(Stored data entries)
::::

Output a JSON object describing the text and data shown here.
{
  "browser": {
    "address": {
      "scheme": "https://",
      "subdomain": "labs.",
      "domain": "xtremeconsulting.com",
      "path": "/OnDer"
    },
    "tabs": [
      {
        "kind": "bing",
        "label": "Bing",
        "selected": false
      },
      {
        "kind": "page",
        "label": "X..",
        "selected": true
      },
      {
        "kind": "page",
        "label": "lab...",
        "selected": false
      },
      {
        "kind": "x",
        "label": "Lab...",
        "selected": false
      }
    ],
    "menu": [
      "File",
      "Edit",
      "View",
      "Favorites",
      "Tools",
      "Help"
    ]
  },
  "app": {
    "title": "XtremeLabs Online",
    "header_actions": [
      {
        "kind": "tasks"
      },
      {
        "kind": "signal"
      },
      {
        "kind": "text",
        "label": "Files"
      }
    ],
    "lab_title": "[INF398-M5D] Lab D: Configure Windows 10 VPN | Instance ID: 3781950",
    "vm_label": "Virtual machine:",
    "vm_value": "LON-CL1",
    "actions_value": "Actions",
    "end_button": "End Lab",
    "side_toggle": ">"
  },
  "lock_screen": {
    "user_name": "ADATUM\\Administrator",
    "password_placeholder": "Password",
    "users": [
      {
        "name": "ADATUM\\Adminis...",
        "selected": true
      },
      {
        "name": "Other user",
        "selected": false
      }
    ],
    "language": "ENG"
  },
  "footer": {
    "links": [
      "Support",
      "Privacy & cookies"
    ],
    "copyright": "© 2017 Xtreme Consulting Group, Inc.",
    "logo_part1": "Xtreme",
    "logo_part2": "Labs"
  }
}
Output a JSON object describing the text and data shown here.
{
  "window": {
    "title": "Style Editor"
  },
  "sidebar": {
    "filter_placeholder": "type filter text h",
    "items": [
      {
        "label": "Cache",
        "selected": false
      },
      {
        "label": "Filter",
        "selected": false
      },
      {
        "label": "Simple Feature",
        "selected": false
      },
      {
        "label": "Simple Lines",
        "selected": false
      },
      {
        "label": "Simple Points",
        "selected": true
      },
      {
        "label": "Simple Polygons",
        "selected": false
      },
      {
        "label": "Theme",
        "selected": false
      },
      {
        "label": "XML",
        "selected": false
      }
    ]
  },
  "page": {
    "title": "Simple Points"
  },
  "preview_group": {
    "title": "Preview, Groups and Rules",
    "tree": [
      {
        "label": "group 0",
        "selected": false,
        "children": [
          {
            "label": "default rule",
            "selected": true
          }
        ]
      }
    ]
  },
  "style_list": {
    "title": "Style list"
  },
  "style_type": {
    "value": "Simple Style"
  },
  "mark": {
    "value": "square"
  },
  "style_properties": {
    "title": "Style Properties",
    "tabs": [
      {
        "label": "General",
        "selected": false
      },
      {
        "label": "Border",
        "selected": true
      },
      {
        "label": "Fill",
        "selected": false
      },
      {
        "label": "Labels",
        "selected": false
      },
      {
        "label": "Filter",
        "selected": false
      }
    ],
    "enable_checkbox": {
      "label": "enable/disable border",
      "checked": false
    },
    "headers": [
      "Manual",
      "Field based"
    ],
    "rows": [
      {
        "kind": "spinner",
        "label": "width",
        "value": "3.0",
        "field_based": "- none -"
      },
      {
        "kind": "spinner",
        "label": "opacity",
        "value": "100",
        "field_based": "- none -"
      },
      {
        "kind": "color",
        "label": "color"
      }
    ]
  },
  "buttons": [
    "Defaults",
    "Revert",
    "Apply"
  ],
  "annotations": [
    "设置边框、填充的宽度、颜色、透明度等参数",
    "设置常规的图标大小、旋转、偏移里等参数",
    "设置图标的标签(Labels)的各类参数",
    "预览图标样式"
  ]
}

::::

Give back all the data exactly as written.

* Finished task:
Output a JSON object describing the text and data shown here.
{
  "browser": {
    "address": {
      "scheme": "https://",
      "subdomain": "labs.",
      "domain": "xtremeconsulting.com",
      "path": "/OnDer"
    },
    "tabs": [
      {
        "kind": "bing",
        "label": "Bing",
        "selected": false
      },
      {
        "kind": "page",
        "label": "X..",
        "selected": true
      },
      {
        "kind": "page",
        "label": "lab...",
        "selected": false
      },
      {
        "kind": "x",
        "label": "Lab...",
        "selected": false
      }
    ],
    "menu": [
      "File",
      "Edit",
      "View",
      "Favorites",
      "Tools",
      "Help"
    ]
  },
  "app": {
    "title": "XtremeLabs Online",
    "header_actions": [
      {
        "kind": "tasks"
      },
      {
        "kind": "signal"
      },
      {
        "kind": "text",
        "label": "Files"
      }
    ],
    "lab_title": "[INF398-M5D] Lab D: Configure Windows 10 VPN | Instance ID: 3781950",
    "vm_label": "Virtual machine:",
    "vm_value": "LON-CL1",
    "actions_value": "Actions",
    "end_button": "End Lab",
    "side_toggle": ">"
  },
  "lock_screen": {
    "user_name": "ADATUM\\Administrator",
    "password_placeholder": "Password",
    "users": [
      {
        "name": "ADATUM\\Adminis...",
        "selected": true
      },
      {
        "name": "Other user",
        "selected": false
      }
    ],
    "language": "ENG"
  },
  "footer": {
    "links": [
      "Support",
      "Privacy & cookies"
    ],
    "copyright": "© 2017 Xtreme Consulting Group, Inc.",
    "logo_part1": "Xtreme",
    "logo_part2": "Labs"
  }
}
Output a JSON object describing the text and data shown here.
{
  "window": {
    "title": "Style Editor"
  },
  "sidebar": {
    "filter_placeholder": "type filter text h",
    "items": [
      {
        "label": "Cache",
        "selected": false
      },
      {
        "label": "Filter",
        "selected": false
      },
      {
        "label": "Simple Feature",
        "selected": false
      },
      {
        "label": "Simple Lines",
        "selected": false
      },
      {
        "label": "Simple Points",
        "selected": true
      },
      {
        "label": "Simple Polygons",
        "selected": false
      },
      {
        "label": "Theme",
        "selected": false
      },
      {
        "label": "XML",
        "selected": false
      }
    ]
  },
  "page": {
    "title": "Simple Points"
  },
  "preview_group": {
    "title": "Preview, Groups and Rules",
    "tree": [
      {
        "label": "group 0",
        "selected": false,
        "children": [
          {
            "label": "default rule",
            "selected": true
          }
        ]
      }
    ]
  },
  "style_list": {
    "title": "Style list"
  },
  "style_type": {
    "value": "Simple Style"
  },
  "mark": {
    "value": "square"
  },
  "style_properties": {
    "title": "Style Properties",
    "tabs": [
      {
        "label": "General",
        "selected": false
      },
      {
        "label": "Border",
        "selected": true
      },
      {
        "label": "Fill",
        "selected": false
      },
      {
        "label": "Labels",
        "selected": false
      },
      {
        "label": "Filter",
        "selected": false
      }
    ],
    "enable_checkbox": {
      "label": "enable/disable border",
      "checked": false
    },
    "headers": [
      "Manual",
      "Field based"
    ],
    "rows": [
      {
        "kind": "spinner",
        "label": "width",
        "value": "3.0",
        "field_based": "- none -"
      },
      {
        "kind": "spinner",
        "label": "opacity",
        "value": "100",
        "field_based": "- none -"
      },
      {
        "kind": "color",
        "label": "color"
      }
    ]
  },
  "buttons": [
    "Defaults",
    "Revert",
    "Apply"
  ],
  "annotations": [
    "设置边框、填充的宽度、颜色、透明度等参数",
    "设置常规的图标大小、旋转、偏移里等参数",
    "设置图标的标签(Labels)的各类参数",
    "预览图标样式"
  ]
}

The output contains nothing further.